PROVIDED DATA.

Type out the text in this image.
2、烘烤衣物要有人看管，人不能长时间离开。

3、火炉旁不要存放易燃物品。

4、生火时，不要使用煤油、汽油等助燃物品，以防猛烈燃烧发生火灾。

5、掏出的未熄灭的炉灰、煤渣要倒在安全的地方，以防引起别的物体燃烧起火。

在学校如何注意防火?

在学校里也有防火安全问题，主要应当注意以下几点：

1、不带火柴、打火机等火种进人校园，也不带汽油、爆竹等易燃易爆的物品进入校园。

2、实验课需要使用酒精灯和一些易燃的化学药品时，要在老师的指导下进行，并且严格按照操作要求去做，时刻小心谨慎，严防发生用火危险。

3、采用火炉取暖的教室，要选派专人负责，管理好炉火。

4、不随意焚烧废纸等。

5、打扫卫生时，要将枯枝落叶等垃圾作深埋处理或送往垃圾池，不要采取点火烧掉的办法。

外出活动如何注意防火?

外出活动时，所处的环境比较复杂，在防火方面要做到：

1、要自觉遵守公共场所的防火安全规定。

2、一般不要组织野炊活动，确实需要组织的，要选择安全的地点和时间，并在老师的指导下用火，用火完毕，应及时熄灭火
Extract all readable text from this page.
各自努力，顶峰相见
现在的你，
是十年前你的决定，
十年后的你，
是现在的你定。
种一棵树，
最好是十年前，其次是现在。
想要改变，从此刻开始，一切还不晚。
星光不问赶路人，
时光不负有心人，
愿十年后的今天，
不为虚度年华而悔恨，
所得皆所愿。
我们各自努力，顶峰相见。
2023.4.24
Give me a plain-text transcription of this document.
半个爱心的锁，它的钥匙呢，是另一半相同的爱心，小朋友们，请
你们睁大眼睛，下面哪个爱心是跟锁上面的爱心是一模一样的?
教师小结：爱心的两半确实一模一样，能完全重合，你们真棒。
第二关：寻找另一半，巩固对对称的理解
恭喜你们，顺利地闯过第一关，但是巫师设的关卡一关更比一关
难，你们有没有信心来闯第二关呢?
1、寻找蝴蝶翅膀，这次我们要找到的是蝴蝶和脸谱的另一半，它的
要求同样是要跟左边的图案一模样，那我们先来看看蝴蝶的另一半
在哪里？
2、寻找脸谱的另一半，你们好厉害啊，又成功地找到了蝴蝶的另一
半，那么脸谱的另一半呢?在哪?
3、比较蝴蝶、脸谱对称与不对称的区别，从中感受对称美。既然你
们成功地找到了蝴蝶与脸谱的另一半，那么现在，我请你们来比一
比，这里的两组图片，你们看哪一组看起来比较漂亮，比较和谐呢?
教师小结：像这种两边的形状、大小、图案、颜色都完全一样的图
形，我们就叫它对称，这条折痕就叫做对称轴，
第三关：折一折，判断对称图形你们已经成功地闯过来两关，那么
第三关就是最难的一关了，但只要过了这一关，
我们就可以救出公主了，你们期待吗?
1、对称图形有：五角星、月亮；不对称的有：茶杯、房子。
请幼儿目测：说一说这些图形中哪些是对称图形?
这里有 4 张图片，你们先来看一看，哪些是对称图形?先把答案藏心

THE EXERCISE. Extract all of the material exactly as it is written.

SOLUTION FOR THIS EXERCISE.
Type out the text in this image.
2、烘烤衣物要有人看管，人不能长时间离开。

3、火炉旁不要存放易燃物品。

4、生火时，不要使用煤油、汽油等助燃物品，以防猛烈燃烧发生火灾。

5、掏出的未熄灭的炉灰、煤渣要倒在安全的地方，以防引起别的物体燃烧起火。

在学校如何注意防火?

在学校里也有防火安全问题，主要应当注意以下几点：

1、不带火柴、打火机等火种进人校园，也不带汽油、爆竹等易燃易爆的物品进入校园。

2、实验课需要使用酒精灯和一些易燃的化学药品时，要在老师的指导下进行，并且严格按照操作要求去做，时刻小心谨慎，严防发生用火危险。

3、采用火炉取暖的教室，要选派专人负责，管理好炉火。

4、不随意焚烧废纸等。

5、打扫卫生时，要将枯枝落叶等垃圾作深埋处理或送往垃圾池，不要采取点火烧掉的办法。

外出活动如何注意防火?

外出活动时，所处的环境比较复杂，在防火方面要做到：

1、要自觉遵守公共场所的防火安全规定。

2、一般不要组织野炊活动，确实需要组织的，要选择安全的地点和时间，并在老师的指导下用火，用火完毕，应及时熄灭火
Extract all readable text from this page.
各自努力，顶峰相见
现在的你，
是十年前你的决定，
十年后的你，
是现在的你定。
种一棵树，
最好是十年前，其次是现在。
想要改变，从此刻开始，一切还不晚。
星光不问赶路人，
时光不负有心人，
愿十年后的今天，
不为虚度年华而悔恨，
所得皆所愿。
我们各自努力，顶峰相见。
2023.4.24
Give me a plain-text transcription of this document.
半个爱心的锁，它的钥匙呢，是另一半相同的爱心，小朋友们，请
你们睁大眼睛，下面哪个爱心是跟锁上面的爱心是一模一样的?
教师小结：爱心的两半确实一模一样，能完全重合，你们真棒。
第二关：寻找另一半，巩固对对称的理解
恭喜你们，顺利地闯过第一关，但是巫师设的关卡一关更比一关
难，你们有没有信心来闯第二关呢?
1、寻找蝴蝶翅膀，这次我们要找到的是蝴蝶和脸谱的另一半，它的
要求同样是要跟左边的图案一模样，那我们先来看看蝴蝶的另一半
在哪里？
2、寻找脸谱的另一半，你们好厉害啊，又成功地找到了蝴蝶的另一
半，那么脸谱的另一半呢?在哪?
3、比较蝴蝶、脸谱对称与不对称的区别，从中感受对称美。既然你
们成功地找到了蝴蝶与脸谱的另一半，那么现在，我请你们来比一
比，这里的两组图片，你们看哪一组看起来比较漂亮，比较和谐呢?
教师小结：像这种两边的形状、大小、图案、颜色都完全一样的图
形，我们就叫它对称，这条折痕就叫做对称轴，
第三关：折一折，判断对称图形你们已经成功地闯过来两关，那么
第三关就是最难的一关了，但只要过了这一关，
我们就可以救出公主了，你们期待吗?
1、对称图形有：五角星、月亮；不对称的有：茶杯、房子。
请幼儿目测：说一说这些图形中哪些是对称图形?
这里有 4 张图片，你们先来看一看，哪些是对称图形?先把答案藏心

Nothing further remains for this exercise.